- Instructions for the task:
Skip every picture and transcribe the remaining material exactly.

# START OF Data extract

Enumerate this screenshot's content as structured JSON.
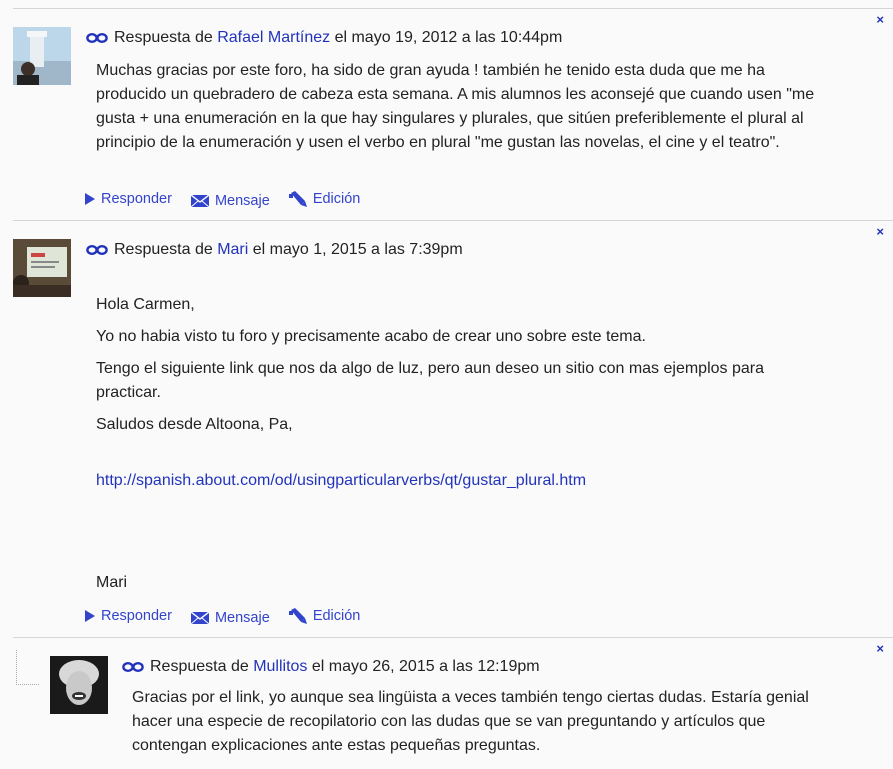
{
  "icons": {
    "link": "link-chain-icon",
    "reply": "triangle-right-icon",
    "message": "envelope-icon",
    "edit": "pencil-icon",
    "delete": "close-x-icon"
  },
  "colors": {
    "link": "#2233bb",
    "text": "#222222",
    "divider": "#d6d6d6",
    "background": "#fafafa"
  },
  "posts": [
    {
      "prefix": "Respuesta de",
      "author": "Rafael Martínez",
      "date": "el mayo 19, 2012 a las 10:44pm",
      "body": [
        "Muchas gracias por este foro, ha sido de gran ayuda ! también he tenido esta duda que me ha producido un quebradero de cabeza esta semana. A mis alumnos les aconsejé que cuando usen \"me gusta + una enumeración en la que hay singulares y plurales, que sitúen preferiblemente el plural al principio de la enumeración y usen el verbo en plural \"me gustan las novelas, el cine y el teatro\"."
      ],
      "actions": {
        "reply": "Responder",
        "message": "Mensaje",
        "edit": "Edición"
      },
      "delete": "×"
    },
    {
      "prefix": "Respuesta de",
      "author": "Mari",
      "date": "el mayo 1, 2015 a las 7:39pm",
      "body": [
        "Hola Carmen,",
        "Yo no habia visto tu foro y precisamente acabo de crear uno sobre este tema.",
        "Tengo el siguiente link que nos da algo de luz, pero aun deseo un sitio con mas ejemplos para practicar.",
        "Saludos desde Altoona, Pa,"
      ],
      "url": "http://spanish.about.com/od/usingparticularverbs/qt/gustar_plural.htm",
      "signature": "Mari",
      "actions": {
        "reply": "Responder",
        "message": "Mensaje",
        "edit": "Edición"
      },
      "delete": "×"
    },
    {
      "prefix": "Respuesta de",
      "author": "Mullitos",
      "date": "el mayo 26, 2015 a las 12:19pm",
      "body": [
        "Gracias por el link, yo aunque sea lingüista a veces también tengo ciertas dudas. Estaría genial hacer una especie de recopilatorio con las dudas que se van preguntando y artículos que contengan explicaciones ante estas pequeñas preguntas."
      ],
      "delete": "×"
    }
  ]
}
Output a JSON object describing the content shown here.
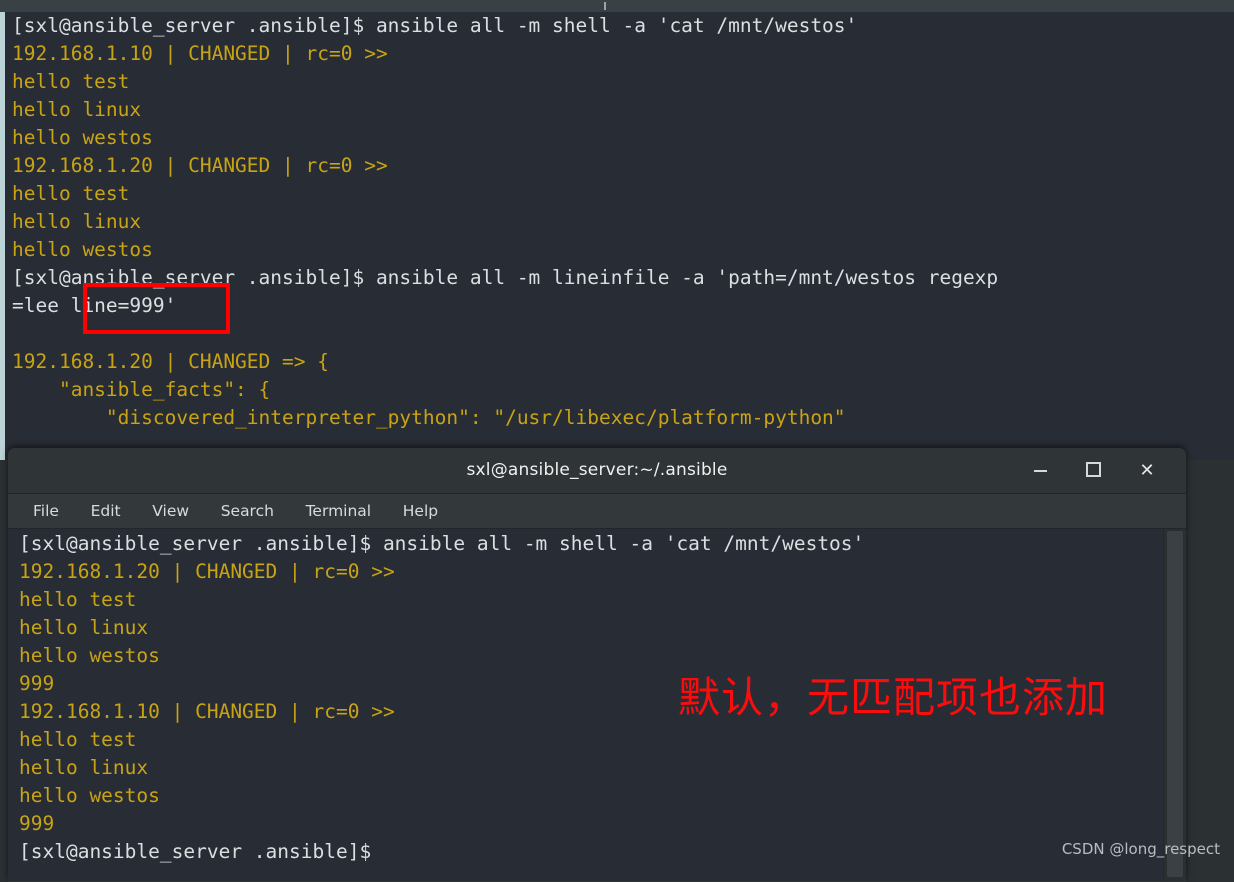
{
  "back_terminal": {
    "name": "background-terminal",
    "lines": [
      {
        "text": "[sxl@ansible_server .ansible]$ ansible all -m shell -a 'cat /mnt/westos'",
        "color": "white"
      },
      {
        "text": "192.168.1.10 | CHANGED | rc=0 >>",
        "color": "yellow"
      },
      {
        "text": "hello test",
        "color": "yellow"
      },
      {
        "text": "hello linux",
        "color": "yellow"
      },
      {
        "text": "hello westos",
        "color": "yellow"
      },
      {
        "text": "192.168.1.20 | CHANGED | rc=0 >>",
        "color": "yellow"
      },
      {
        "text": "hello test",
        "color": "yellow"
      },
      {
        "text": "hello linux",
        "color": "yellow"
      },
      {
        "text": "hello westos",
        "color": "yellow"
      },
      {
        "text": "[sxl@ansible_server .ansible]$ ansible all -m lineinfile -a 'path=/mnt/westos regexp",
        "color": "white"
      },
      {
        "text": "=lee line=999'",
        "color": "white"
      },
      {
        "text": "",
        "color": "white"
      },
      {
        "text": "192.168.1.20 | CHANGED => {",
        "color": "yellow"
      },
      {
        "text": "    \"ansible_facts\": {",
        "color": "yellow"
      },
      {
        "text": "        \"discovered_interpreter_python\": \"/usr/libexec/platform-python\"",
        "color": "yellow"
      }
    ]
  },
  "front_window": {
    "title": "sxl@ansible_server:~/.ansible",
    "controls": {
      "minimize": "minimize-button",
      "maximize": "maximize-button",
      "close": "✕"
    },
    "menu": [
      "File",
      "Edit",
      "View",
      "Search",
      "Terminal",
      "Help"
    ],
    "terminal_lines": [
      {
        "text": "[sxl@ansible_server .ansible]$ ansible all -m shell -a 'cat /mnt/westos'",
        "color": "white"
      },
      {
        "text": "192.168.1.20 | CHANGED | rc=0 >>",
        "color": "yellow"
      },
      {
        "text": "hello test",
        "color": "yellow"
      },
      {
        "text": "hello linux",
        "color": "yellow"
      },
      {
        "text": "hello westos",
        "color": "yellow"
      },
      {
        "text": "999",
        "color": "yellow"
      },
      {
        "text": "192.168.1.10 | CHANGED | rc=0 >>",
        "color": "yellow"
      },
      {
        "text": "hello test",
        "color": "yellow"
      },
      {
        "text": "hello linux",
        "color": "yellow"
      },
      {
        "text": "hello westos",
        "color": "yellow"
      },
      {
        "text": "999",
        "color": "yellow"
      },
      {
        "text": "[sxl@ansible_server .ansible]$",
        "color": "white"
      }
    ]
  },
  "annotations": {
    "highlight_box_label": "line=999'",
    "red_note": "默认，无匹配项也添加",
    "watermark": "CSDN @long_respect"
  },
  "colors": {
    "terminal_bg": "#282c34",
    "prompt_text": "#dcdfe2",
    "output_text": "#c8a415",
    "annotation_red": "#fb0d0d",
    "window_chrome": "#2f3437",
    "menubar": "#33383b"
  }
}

# END OF Data extract

- Written solution:
Enumerate this screenshot's content as structured JSON.
{
  "icons": {
    "link": "link-chain-icon",
    "reply": "triangle-right-icon",
    "message": "envelope-icon",
    "edit": "pencil-icon",
    "delete": "close-x-icon"
  },
  "colors": {
    "link": "#2233bb",
    "text": "#222222",
    "divider": "#d6d6d6",
    "background": "#fafafa"
  },
  "posts": [
    {
      "prefix": "Respuesta de",
      "author": "Rafael Martínez",
      "date": "el mayo 19, 2012 a las 10:44pm",
      "body": [
        "Muchas gracias por este foro, ha sido de gran ayuda ! también he tenido esta duda que me ha producido un quebradero de cabeza esta semana. A mis alumnos les aconsejé que cuando usen \"me gusta + una enumeración en la que hay singulares y plurales, que sitúen preferiblemente el plural al principio de la enumeración y usen el verbo en plural \"me gustan las novelas, el cine y el teatro\"."
      ],
      "actions": {
        "reply": "Responder",
        "message": "Mensaje",
        "edit": "Edición"
      },
      "delete": "×"
    },
    {
      "prefix": "Respuesta de",
      "author": "Mari",
      "date": "el mayo 1, 2015 a las 7:39pm",
      "body": [
        "Hola Carmen,",
        "Yo no habia visto tu foro y precisamente acabo de crear uno sobre este tema.",
        "Tengo el siguiente link que nos da algo de luz, pero aun deseo un sitio con mas ejemplos para practicar.",
        "Saludos desde Altoona, Pa,"
      ],
      "url": "http://spanish.about.com/od/usingparticularverbs/qt/gustar_plural.htm",
      "signature": "Mari",
      "actions": {
        "reply": "Responder",
        "message": "Mensaje",
        "edit": "Edición"
      },
      "delete": "×"
    },
    {
      "prefix": "Respuesta de",
      "author": "Mullitos",
      "date": "el mayo 26, 2015 a las 12:19pm",
      "body": [
        "Gracias por el link, yo aunque sea lingüista a veces también tengo ciertas dudas. Estaría genial hacer una especie de recopilatorio con las dudas que se van preguntando y artículos que contengan explicaciones ante estas pequeñas preguntas."
      ],
      "delete": "×"
    }
  ]
}
Output a JSON object describing the content shown here.
{
  "back_terminal": {
    "name": "background-terminal",
    "lines": [
      {
        "text": "[sxl@ansible_server .ansible]$ ansible all -m shell -a 'cat /mnt/westos'",
        "color": "white"
      },
      {
        "text": "192.168.1.10 | CHANGED | rc=0 >>",
        "color": "yellow"
      },
      {
        "text": "hello test",
        "color": "yellow"
      },
      {
        "text": "hello linux",
        "color": "yellow"
      },
      {
        "text": "hello westos",
        "color": "yellow"
      },
      {
        "text": "192.168.1.20 | CHANGED | rc=0 >>",
        "color": "yellow"
      },
      {
        "text": "hello test",
        "color": "yellow"
      },
      {
        "text": "hello linux",
        "color": "yellow"
      },
      {
        "text": "hello westos",
        "color": "yellow"
      },
      {
        "text": "[sxl@ansible_server .ansible]$ ansible all -m lineinfile -a 'path=/mnt/westos regexp",
        "color": "white"
      },
      {
        "text": "=lee line=999'",
        "color": "white"
      },
      {
        "text": "",
        "color": "white"
      },
      {
        "text": "192.168.1.20 | CHANGED => {",
        "color": "yellow"
      },
      {
        "text": "    \"ansible_facts\": {",
        "color": "yellow"
      },
      {
        "text": "        \"discovered_interpreter_python\": \"/usr/libexec/platform-python\"",
        "color": "yellow"
      }
    ]
  },
  "front_window": {
    "title": "sxl@ansible_server:~/.ansible",
    "controls": {
      "minimize": "minimize-button",
      "maximize": "maximize-button",
      "close": "✕"
    },
    "menu": [
      "File",
      "Edit",
      "View",
      "Search",
      "Terminal",
      "Help"
    ],
    "terminal_lines": [
      {
        "text": "[sxl@ansible_server .ansible]$ ansible all -m shell -a 'cat /mnt/westos'",
        "color": "white"
      },
      {
        "text": "192.168.1.20 | CHANGED | rc=0 >>",
        "color": "yellow"
      },
      {
        "text": "hello test",
        "color": "yellow"
      },
      {
        "text": "hello linux",
        "color": "yellow"
      },
      {
        "text": "hello westos",
        "color": "yellow"
      },
      {
        "text": "999",
        "color": "yellow"
      },
      {
        "text": "192.168.1.10 | CHANGED | rc=0 >>",
        "color": "yellow"
      },
      {
        "text": "hello test",
        "color": "yellow"
      },
      {
        "text": "hello linux",
        "color": "yellow"
      },
      {
        "text": "hello westos",
        "color": "yellow"
      },
      {
        "text": "999",
        "color": "yellow"
      },
      {
        "text": "[sxl@ansible_server .ansible]$",
        "color": "white"
      }
    ]
  },
  "annotations": {
    "highlight_box_label": "line=999'",
    "red_note": "默认，无匹配项也添加",
    "watermark": "CSDN @long_respect"
  },
  "colors": {
    "terminal_bg": "#282c34",
    "prompt_text": "#dcdfe2",
    "output_text": "#c8a415",
    "annotation_red": "#fb0d0d",
    "window_chrome": "#2f3437",
    "menubar": "#33383b"
  }
}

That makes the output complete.